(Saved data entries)
────────

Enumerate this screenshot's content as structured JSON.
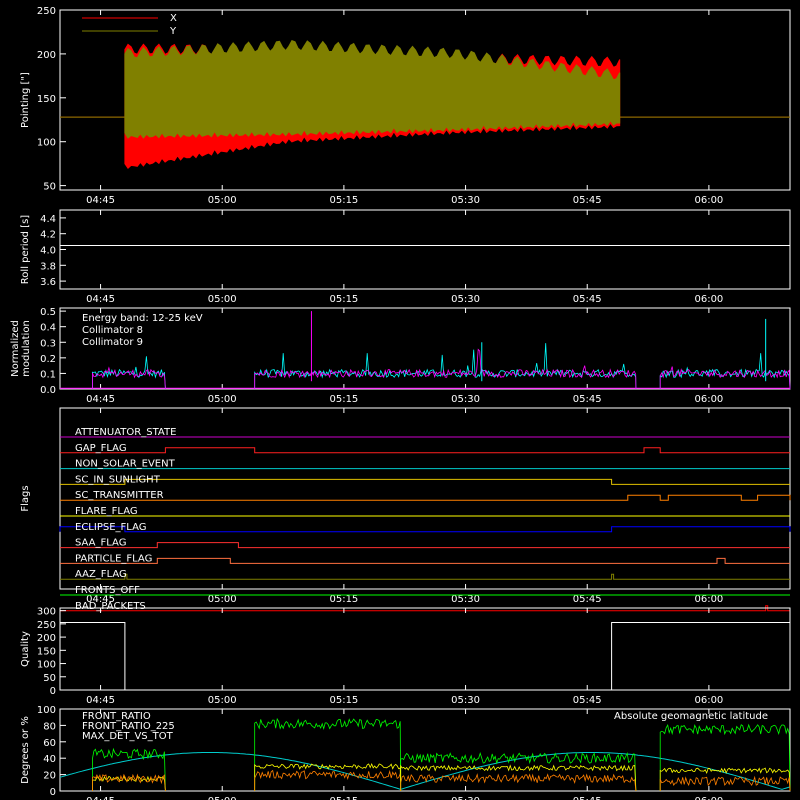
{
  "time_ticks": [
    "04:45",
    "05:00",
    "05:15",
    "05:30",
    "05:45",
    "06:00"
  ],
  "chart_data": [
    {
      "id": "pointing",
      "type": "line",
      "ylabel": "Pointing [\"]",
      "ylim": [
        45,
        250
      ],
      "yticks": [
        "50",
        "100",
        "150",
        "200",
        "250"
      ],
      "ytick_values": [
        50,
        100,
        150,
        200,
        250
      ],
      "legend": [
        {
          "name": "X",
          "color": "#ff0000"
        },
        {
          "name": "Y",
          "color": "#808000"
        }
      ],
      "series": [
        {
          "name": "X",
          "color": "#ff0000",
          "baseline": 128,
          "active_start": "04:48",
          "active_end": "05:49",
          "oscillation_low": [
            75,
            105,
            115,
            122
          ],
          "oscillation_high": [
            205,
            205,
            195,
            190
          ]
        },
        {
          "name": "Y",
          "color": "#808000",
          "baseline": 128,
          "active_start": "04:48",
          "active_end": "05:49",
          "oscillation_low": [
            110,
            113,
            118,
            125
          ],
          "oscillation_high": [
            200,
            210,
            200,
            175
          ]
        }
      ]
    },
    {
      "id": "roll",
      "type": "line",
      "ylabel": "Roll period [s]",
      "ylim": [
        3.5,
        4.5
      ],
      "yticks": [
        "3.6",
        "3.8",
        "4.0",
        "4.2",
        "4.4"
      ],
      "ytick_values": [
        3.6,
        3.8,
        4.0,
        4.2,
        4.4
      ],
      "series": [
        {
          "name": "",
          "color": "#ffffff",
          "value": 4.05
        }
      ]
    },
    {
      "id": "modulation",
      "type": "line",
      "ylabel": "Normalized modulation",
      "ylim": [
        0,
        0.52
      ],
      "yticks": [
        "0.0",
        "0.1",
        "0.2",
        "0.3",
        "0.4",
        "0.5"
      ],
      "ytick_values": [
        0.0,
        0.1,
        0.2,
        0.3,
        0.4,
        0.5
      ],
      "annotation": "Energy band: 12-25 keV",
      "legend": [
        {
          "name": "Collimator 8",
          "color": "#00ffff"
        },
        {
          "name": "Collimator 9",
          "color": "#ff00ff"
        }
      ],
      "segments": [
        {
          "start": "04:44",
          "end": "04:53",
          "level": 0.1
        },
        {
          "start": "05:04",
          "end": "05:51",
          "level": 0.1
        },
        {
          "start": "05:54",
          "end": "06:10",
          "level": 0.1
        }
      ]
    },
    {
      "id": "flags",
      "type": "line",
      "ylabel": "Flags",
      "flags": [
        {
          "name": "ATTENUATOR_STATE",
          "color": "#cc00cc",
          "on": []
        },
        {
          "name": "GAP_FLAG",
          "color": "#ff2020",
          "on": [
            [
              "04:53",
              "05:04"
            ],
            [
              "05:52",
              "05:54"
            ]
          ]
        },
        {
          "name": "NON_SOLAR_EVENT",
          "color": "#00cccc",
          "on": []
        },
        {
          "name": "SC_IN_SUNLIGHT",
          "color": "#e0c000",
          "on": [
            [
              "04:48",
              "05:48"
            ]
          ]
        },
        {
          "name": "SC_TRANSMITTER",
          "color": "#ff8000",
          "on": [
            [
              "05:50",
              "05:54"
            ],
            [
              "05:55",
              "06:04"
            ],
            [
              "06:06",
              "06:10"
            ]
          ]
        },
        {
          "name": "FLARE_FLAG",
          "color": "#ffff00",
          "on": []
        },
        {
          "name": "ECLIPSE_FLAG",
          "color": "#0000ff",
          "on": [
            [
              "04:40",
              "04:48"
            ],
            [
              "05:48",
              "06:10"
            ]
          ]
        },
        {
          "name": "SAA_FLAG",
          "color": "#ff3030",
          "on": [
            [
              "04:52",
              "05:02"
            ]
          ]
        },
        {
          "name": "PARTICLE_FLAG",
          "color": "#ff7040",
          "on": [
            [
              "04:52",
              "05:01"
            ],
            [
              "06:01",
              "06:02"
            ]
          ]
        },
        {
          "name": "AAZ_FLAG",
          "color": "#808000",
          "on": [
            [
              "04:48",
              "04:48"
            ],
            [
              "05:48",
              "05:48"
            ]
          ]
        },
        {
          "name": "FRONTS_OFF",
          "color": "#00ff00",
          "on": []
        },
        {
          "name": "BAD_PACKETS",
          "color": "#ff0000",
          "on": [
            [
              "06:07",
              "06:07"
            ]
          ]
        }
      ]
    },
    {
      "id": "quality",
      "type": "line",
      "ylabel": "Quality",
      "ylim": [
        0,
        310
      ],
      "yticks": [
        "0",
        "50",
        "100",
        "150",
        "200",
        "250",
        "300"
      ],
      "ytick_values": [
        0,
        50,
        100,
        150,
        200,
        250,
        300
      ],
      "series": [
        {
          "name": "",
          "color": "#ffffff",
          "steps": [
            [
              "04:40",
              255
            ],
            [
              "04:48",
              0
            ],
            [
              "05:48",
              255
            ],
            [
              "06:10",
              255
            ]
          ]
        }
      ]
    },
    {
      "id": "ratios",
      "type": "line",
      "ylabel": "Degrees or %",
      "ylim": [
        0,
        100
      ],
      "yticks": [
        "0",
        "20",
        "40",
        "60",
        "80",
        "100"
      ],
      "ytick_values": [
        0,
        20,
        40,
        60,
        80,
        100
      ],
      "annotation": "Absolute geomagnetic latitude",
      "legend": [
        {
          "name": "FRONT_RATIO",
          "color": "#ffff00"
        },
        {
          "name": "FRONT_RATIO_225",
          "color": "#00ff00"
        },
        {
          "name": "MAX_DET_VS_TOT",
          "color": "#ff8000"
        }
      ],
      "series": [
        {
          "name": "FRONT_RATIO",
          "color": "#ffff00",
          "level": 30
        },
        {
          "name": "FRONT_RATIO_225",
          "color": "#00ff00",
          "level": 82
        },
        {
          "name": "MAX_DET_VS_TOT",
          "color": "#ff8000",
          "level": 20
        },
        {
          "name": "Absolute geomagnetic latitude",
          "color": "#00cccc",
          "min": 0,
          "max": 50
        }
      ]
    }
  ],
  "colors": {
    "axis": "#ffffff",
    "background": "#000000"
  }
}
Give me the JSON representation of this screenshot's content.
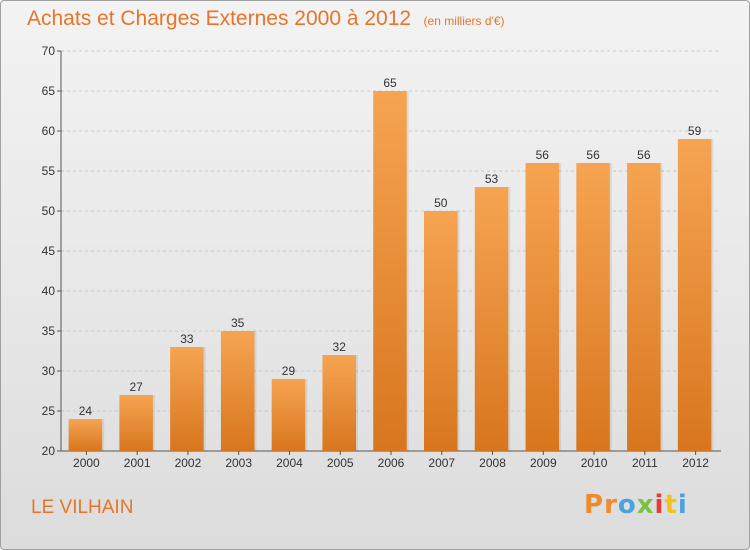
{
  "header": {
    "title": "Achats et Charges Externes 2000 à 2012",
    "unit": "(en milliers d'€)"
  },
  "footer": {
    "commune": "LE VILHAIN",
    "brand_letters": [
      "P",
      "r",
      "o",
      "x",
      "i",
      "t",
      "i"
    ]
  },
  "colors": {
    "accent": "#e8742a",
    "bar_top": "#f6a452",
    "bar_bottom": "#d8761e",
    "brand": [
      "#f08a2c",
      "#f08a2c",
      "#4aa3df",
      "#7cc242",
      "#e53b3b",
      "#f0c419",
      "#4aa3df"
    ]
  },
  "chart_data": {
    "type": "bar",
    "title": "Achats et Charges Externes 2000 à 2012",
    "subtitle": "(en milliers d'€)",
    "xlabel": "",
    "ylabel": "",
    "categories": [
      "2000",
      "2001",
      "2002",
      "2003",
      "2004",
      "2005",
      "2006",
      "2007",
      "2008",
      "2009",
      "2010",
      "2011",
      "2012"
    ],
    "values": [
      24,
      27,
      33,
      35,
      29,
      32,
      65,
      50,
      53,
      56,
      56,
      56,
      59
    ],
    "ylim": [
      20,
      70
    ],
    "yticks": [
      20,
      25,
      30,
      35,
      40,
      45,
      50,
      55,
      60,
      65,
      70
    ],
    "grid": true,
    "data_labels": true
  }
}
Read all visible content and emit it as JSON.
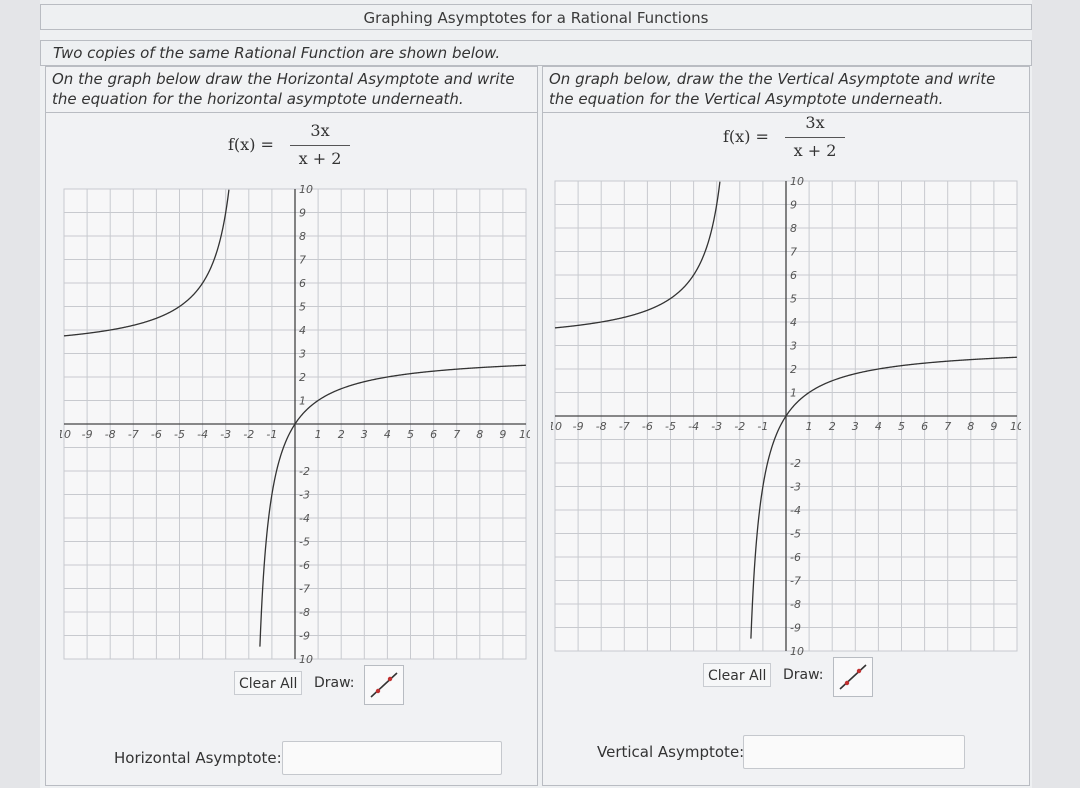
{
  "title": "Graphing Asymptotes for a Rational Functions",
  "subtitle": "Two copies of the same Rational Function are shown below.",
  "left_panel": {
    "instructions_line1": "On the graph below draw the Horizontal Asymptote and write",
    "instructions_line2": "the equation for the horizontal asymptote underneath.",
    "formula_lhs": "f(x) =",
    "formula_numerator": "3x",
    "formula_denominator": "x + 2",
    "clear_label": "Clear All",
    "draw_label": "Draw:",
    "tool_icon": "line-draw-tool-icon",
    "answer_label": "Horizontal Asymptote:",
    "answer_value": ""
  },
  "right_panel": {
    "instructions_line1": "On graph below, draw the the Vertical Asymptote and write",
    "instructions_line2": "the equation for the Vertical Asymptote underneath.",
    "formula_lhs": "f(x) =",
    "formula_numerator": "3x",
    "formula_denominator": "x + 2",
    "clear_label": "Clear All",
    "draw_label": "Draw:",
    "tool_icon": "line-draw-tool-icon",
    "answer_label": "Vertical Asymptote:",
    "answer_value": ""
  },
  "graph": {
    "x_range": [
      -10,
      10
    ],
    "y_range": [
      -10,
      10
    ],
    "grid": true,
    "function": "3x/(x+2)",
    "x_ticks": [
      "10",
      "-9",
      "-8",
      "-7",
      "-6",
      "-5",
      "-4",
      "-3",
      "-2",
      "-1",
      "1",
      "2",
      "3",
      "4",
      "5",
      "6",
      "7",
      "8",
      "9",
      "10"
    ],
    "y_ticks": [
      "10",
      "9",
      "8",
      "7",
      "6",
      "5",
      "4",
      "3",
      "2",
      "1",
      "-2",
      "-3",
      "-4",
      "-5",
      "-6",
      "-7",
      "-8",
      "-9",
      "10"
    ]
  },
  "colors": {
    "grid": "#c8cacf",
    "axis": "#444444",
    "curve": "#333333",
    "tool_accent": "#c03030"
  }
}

────────

__Problem description__.
List each line of the records that holds the string "Vertical".

__Output__.
    "instructions_line1": "On graph below, draw the the Vertical Asymptote and write",
    "instructions_line2": "the equation for the Vertical Asymptote underneath.",
    "answer_label": "Vertical Asymptote:",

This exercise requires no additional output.